To be done:
Reproduce the rows below word for word, leaving out the pictures.

▼▼▼

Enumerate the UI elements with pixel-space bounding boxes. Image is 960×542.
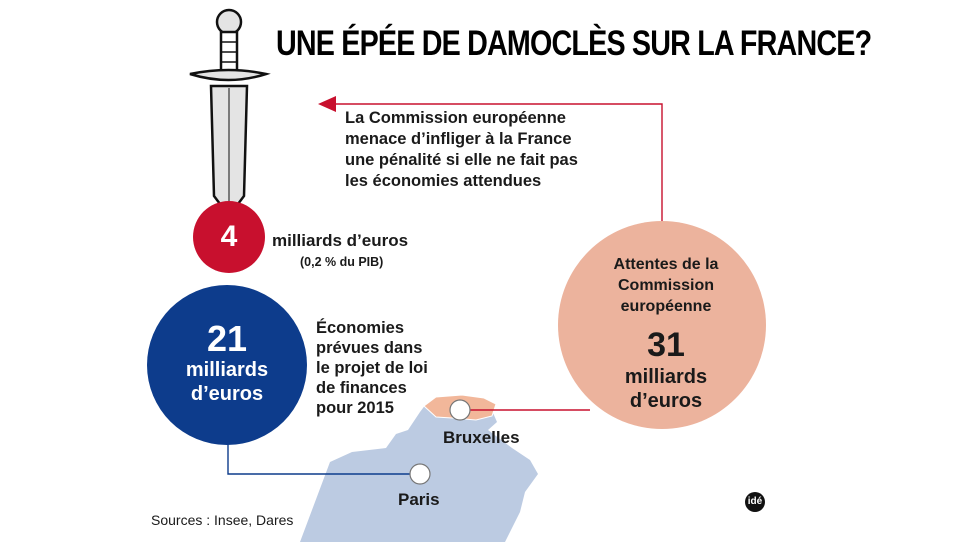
description-line: le projet de loi bbox=[316, 359, 428, 377]
expected-savings-unit: d’euros bbox=[629, 390, 703, 412]
planned-savings-unit: milliards bbox=[185, 359, 269, 381]
paris-marker bbox=[409, 463, 431, 485]
callout-line: une pénalité si elle ne fait pas bbox=[345, 151, 578, 169]
paris-label: Paris bbox=[398, 490, 440, 509]
callout-line: La Commission européenne bbox=[345, 109, 566, 127]
page-title: UNE ÉPÉE DE DAMOCLÈS SUR LA FRANCE? bbox=[276, 24, 872, 63]
description-line: Économies bbox=[316, 319, 405, 337]
penalty-gdp-share: (0,2 % du PIB) bbox=[300, 255, 384, 269]
callout-line: les économies attendues bbox=[345, 172, 542, 190]
description-line: pour 2015 bbox=[316, 399, 394, 417]
planned-savings-circle bbox=[147, 285, 307, 445]
planned-savings-value: 21 bbox=[206, 318, 248, 359]
sources-note: Sources : Insee, Dares bbox=[151, 512, 294, 528]
penalty-circle bbox=[193, 201, 265, 273]
description-line: prévues dans bbox=[316, 339, 423, 357]
sword-icon bbox=[189, 8, 271, 219]
planned-savings-label: 21 milliards d’euros bbox=[147, 320, 307, 406]
expected-savings-unit: milliards bbox=[624, 366, 708, 388]
commission-threat-text: La Commission européenne menace d’inflig… bbox=[345, 108, 645, 192]
publisher-logo: idé bbox=[745, 492, 765, 512]
expected-savings-value: 31 bbox=[647, 326, 685, 364]
brussels-label: Bruxelles bbox=[443, 428, 520, 447]
blue-connector-line bbox=[227, 440, 410, 475]
expected-savings-circle bbox=[558, 221, 766, 429]
expected-heading-line: Attentes de la bbox=[613, 256, 719, 273]
description-line: de finances bbox=[316, 379, 407, 397]
expected-savings-label: Attentes de la Commission européenne 31 … bbox=[576, 254, 756, 413]
penalty-value: 4 bbox=[220, 220, 238, 253]
red-arrow-line bbox=[334, 103, 663, 230]
expected-heading-line: européenne bbox=[620, 298, 712, 315]
planned-savings-description: Économies prévues dans le projet de loi … bbox=[316, 318, 436, 418]
brussels-marker bbox=[449, 399, 471, 421]
penalty-label: milliards d’euros bbox=[272, 231, 409, 250]
arrow-head-icon bbox=[318, 96, 336, 112]
callout-line: menace d’infliger à la France bbox=[345, 130, 572, 148]
planned-savings-unit: d’euros bbox=[190, 383, 264, 405]
expected-heading-line: Commission bbox=[617, 277, 714, 294]
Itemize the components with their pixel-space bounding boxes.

▲▲▲

Response:
Enumerate the UI elements with pixel-space bounding boxes. Image is 960×542.
description-line: le projet de loi bbox=[316, 359, 428, 377]
expected-savings-unit: d’euros bbox=[629, 390, 703, 412]
planned-savings-unit: milliards bbox=[185, 359, 269, 381]
paris-marker bbox=[409, 463, 431, 485]
callout-line: une pénalité si elle ne fait pas bbox=[345, 151, 578, 169]
paris-label: Paris bbox=[398, 490, 440, 509]
callout-line: La Commission européenne bbox=[345, 109, 566, 127]
page-title: UNE ÉPÉE DE DAMOCLÈS SUR LA FRANCE? bbox=[276, 24, 872, 63]
description-line: Économies bbox=[316, 319, 405, 337]
penalty-gdp-share: (0,2 % du PIB) bbox=[300, 255, 384, 269]
callout-line: les économies attendues bbox=[345, 172, 542, 190]
description-line: pour 2015 bbox=[316, 399, 394, 417]
planned-savings-circle bbox=[147, 285, 307, 445]
planned-savings-value: 21 bbox=[206, 318, 248, 359]
sources-note: Sources : Insee, Dares bbox=[151, 512, 294, 528]
penalty-circle bbox=[193, 201, 265, 273]
description-line: prévues dans bbox=[316, 339, 423, 357]
sword-icon bbox=[189, 8, 271, 219]
planned-savings-label: 21 milliards d’euros bbox=[147, 320, 307, 406]
expected-savings-unit: milliards bbox=[624, 366, 708, 388]
commission-threat-text: La Commission européenne menace d’inflig… bbox=[345, 108, 645, 192]
publisher-logo: idé bbox=[745, 492, 765, 512]
expected-savings-value: 31 bbox=[647, 326, 685, 364]
brussels-label: Bruxelles bbox=[443, 428, 520, 447]
blue-connector-line bbox=[227, 440, 410, 475]
expected-savings-circle bbox=[558, 221, 766, 429]
expected-heading-line: Attentes de la bbox=[613, 256, 719, 273]
description-line: de finances bbox=[316, 379, 407, 397]
expected-savings-label: Attentes de la Commission européenne 31 … bbox=[576, 254, 756, 413]
penalty-value: 4 bbox=[220, 220, 238, 253]
red-arrow-line bbox=[334, 103, 663, 230]
expected-heading-line: européenne bbox=[620, 298, 712, 315]
planned-savings-description: Économies prévues dans le projet de loi … bbox=[316, 318, 436, 418]
brussels-marker bbox=[449, 399, 471, 421]
penalty-label: milliards d’euros bbox=[272, 231, 409, 250]
arrow-head-icon bbox=[318, 96, 336, 112]
callout-line: menace d’infliger à la France bbox=[345, 130, 572, 148]
planned-savings-unit: d’euros bbox=[190, 383, 264, 405]
expected-heading-line: Commission bbox=[617, 277, 714, 294]
Itemize the components with their pixel-space bounding boxes.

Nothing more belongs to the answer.